=== PROBLEMS AND TASKS ===
1/ Rewrite the paragraph of the post-selection passage that begins "Post-selection is enabled" as a short bulleted list, keeping its main facts.
2/ Reproduce the post-selection passage word for word, starting at "Post Selection#" and ending at "but not normalized.".

=== PASSAGE TO READ ===
================================

The teleportation circuit is shown below. image0

Post Selection#

Post-selection is enabled in TensorCircuit via the post_select method. This allows the user to select the post-\(Z\)-measurement state of a qubit via the keep argument. Unlike cond_measure, the state returned by post_select is collapsed but not normalized.

[4]:
c = tc.Circuit(2, inputs=np.array([1, 0, 0, 1] / np.sqrt(2)))
c.post_select(0, keep=1)  # measure qubit 0, post-select on outcome 1
c.state()
[4]:
<tf.Tensor: shape=(4,), dtype=complex64, numpy=
array([0.        +0.j, 0.        +0.j, 0.        +0.j, 0.70710677+0.j],
      dtype=complex64)>

This example initialize a \(2\)-qubit maximally entangled state \(\vert{\psi}\rangle = \frac{\vert{00}\rangle+\vert{11}\rangle}{\sqrt{2}}\). The first qubit (\(q_0\)) is then measured in the \(Z\)-basis, and the unnormalized state \(\vert{11}\rangle/\sqrt{2}\) corresponding to measurement outcome \(1\) is post-selected.

================================

=== DATASET EXCERPTS ===
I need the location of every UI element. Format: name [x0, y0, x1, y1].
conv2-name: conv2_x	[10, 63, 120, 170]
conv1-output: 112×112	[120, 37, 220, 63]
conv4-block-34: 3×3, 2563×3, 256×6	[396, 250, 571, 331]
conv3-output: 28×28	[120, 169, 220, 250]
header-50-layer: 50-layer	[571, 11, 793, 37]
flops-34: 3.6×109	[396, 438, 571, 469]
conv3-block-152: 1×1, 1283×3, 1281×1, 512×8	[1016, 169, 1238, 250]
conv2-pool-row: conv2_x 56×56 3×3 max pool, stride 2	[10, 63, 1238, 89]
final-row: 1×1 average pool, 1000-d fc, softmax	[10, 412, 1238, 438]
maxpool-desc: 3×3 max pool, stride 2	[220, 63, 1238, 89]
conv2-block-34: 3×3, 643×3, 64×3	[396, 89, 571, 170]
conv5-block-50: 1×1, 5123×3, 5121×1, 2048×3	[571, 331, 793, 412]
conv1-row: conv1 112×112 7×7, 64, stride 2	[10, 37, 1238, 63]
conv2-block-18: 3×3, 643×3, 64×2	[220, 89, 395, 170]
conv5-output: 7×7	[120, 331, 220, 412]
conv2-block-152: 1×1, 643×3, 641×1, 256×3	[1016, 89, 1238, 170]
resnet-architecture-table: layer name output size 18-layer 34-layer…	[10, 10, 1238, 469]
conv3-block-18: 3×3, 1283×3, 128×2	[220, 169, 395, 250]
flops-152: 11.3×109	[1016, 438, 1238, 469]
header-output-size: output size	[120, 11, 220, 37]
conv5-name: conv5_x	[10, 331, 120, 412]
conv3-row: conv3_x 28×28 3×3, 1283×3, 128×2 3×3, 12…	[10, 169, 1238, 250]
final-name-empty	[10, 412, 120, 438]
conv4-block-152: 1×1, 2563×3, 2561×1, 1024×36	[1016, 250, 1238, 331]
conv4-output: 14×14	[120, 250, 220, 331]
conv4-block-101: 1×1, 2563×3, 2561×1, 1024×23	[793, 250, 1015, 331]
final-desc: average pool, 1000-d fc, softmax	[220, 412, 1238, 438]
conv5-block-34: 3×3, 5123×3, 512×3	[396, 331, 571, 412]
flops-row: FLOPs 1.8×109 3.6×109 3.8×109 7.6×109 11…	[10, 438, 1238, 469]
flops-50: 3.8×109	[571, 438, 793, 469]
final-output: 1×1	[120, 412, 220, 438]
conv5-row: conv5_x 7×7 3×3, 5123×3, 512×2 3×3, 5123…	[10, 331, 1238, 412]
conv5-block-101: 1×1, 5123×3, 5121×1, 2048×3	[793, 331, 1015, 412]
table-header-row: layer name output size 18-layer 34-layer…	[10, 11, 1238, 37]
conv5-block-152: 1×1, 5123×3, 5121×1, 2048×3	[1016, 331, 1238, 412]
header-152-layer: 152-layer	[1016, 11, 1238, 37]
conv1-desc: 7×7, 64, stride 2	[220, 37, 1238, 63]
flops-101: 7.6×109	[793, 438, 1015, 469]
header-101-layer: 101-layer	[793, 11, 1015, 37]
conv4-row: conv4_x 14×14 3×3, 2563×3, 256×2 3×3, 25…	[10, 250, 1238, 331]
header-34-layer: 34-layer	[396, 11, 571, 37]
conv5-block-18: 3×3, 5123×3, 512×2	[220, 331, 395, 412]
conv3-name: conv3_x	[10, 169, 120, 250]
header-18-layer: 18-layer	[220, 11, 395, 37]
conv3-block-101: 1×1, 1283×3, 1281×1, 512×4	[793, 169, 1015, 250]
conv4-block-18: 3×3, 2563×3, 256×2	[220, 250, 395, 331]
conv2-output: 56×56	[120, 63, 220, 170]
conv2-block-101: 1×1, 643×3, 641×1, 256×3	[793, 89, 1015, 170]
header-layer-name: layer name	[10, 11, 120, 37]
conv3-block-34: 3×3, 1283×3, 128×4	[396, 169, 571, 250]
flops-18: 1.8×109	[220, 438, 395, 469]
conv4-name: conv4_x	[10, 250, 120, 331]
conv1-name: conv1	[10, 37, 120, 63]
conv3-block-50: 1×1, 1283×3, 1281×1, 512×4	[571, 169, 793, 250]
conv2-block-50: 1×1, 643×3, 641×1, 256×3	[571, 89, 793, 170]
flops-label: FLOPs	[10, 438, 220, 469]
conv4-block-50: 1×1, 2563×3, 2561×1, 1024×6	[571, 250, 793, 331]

================================

=== TASK-BY-TASK ANSWERS ===
1/
- TensorCircuit supports post-selection through the post_select method.
- The keep argument lets the user choose the state a qubit is left in after a \(Z\) measurement.
- Unlike cond_measure, post_select returns a state that is collapsed but not normalized.

2/
Post Selection#

Post-selection is enabled in TensorCircuit via the post_select method. This allows the user to select the post-\(Z\)-measurement state of a qubit via the keep argument. Unlike cond_measure, the state returned by post_select is collapsed but not normalized.